--- REQUIREMENT ---
Leave out the pictures and return every entry exactly as it appears.

--- INPUT DATA ---

────────────────────

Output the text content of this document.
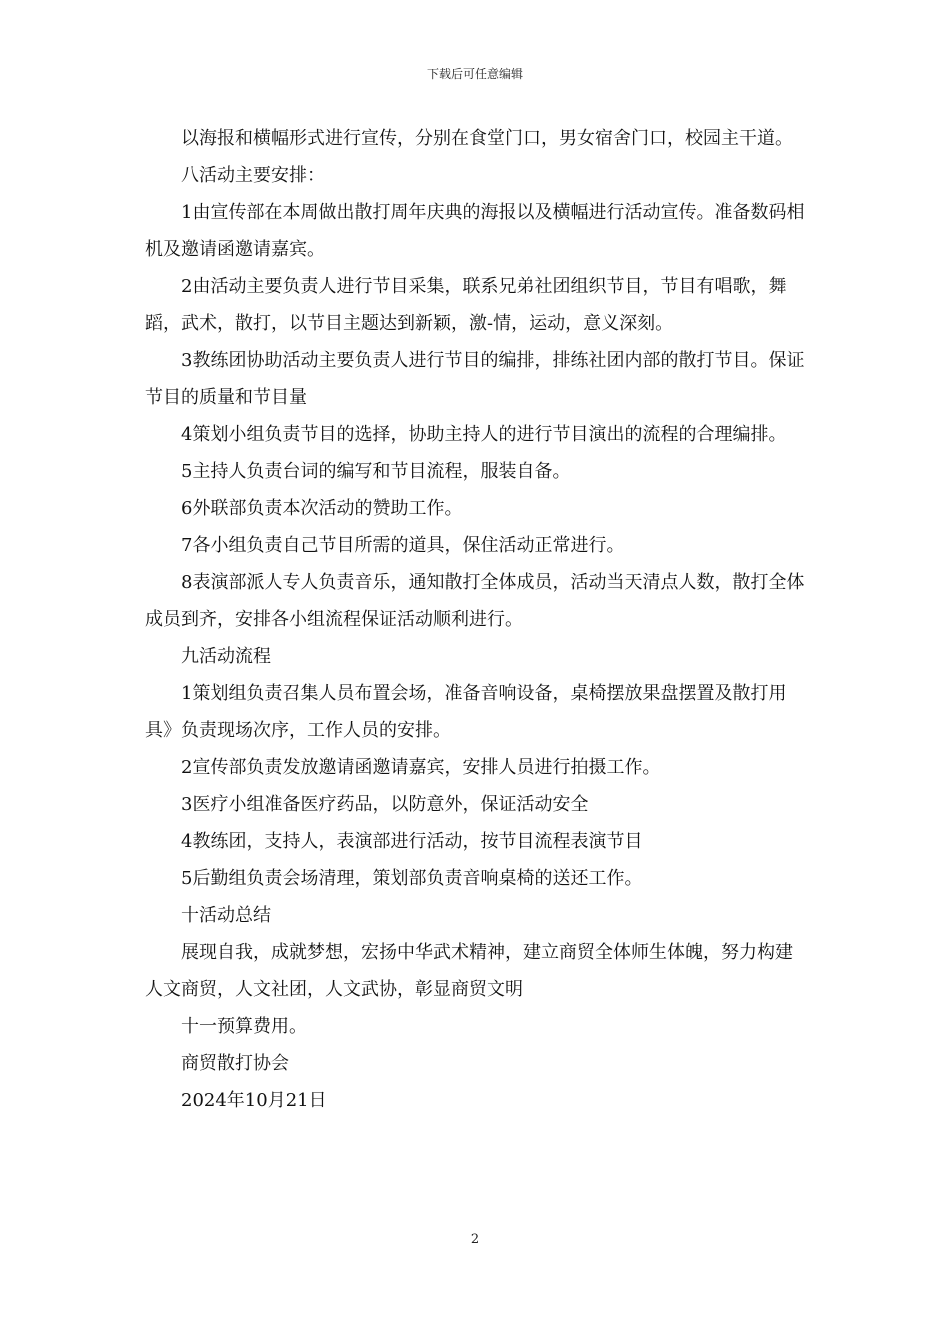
下载后可任意编辑

以海报和横幅形式进行宣传，分别在食堂门口，男女宿舍门口，校园主干道。

八活动主要安排：

1由宣传部在本周做出散打周年庆典的海报以及横幅进行活动宣传。准备数码相机及邀请函邀请嘉宾。

2由活动主要负责人进行节目采集，联系兄弟社团组织节目，节目有唱歌，舞蹈，武术，散打，以节目主题达到新颖，激-情，运动，意义深刻。

3教练团协助活动主要负责人进行节目的编排，排练社团内部的散打节目。保证节目的质量和节目量

4策划小组负责节目的选择，协助主持人的进行节目演出的流程的合理编排。

5主持人负责台词的编写和节目流程，服装自备。

6外联部负责本次活动的赞助工作。

7各小组负责自己节目所需的道具，保住活动正常进行。

8表演部派人专人负责音乐，通知散打全体成员，活动当天清点人数，散打全体成员到齐，安排各小组流程保证活动顺利进行。

九活动流程

1策划组负责召集人员布置会场，准备音响设备，桌椅摆放果盘摆置及散打用具》负责现场次序，工作人员的安排。

2宣传部负责发放邀请函邀请嘉宾，安排人员进行拍摄工作。

3医疗小组准备医疗药品，以防意外，保证活动安全

4教练团，支持人，表演部进行活动，按节目流程表演节目

5后勤组负责会场清理，策划部负责音响桌椅的送还工作。

十活动总结

展现自我，成就梦想，宏扬中华武术精神，建立商贸全体师生体魄，努力构建人文商贸，人文社团，人文武协，彰显商贸文明

十一预算费用。

商贸散打协会

2024年10月21日

2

────────────────────

--- EXERCISE RESPONSE ---
Output the text content of this document.
下载后可任意编辑

以海报和横幅形式进行宣传，分别在食堂门口，男女宿舍门口，校园主干道。

八活动主要安排：

1由宣传部在本周做出散打周年庆典的海报以及横幅进行活动宣传。准备数码相机及邀请函邀请嘉宾。

2由活动主要负责人进行节目采集，联系兄弟社团组织节目，节目有唱歌，舞蹈，武术，散打，以节目主题达到新颖，激-情，运动，意义深刻。

3教练团协助活动主要负责人进行节目的编排，排练社团内部的散打节目。保证节目的质量和节目量

4策划小组负责节目的选择，协助主持人的进行节目演出的流程的合理编排。

5主持人负责台词的编写和节目流程，服装自备。

6外联部负责本次活动的赞助工作。

7各小组负责自己节目所需的道具，保住活动正常进行。

8表演部派人专人负责音乐，通知散打全体成员，活动当天清点人数，散打全体成员到齐，安排各小组流程保证活动顺利进行。

九活动流程

1策划组负责召集人员布置会场，准备音响设备，桌椅摆放果盘摆置及散打用具》负责现场次序，工作人员的安排。

2宣传部负责发放邀请函邀请嘉宾，安排人员进行拍摄工作。

3医疗小组准备医疗药品，以防意外，保证活动安全

4教练团，支持人，表演部进行活动，按节目流程表演节目

5后勤组负责会场清理，策划部负责音响桌椅的送还工作。

十活动总结

展现自我，成就梦想，宏扬中华武术精神，建立商贸全体师生体魄，努力构建人文商贸，人文社团，人文武协，彰显商贸文明

十一预算费用。

商贸散打协会

2024年10月21日

2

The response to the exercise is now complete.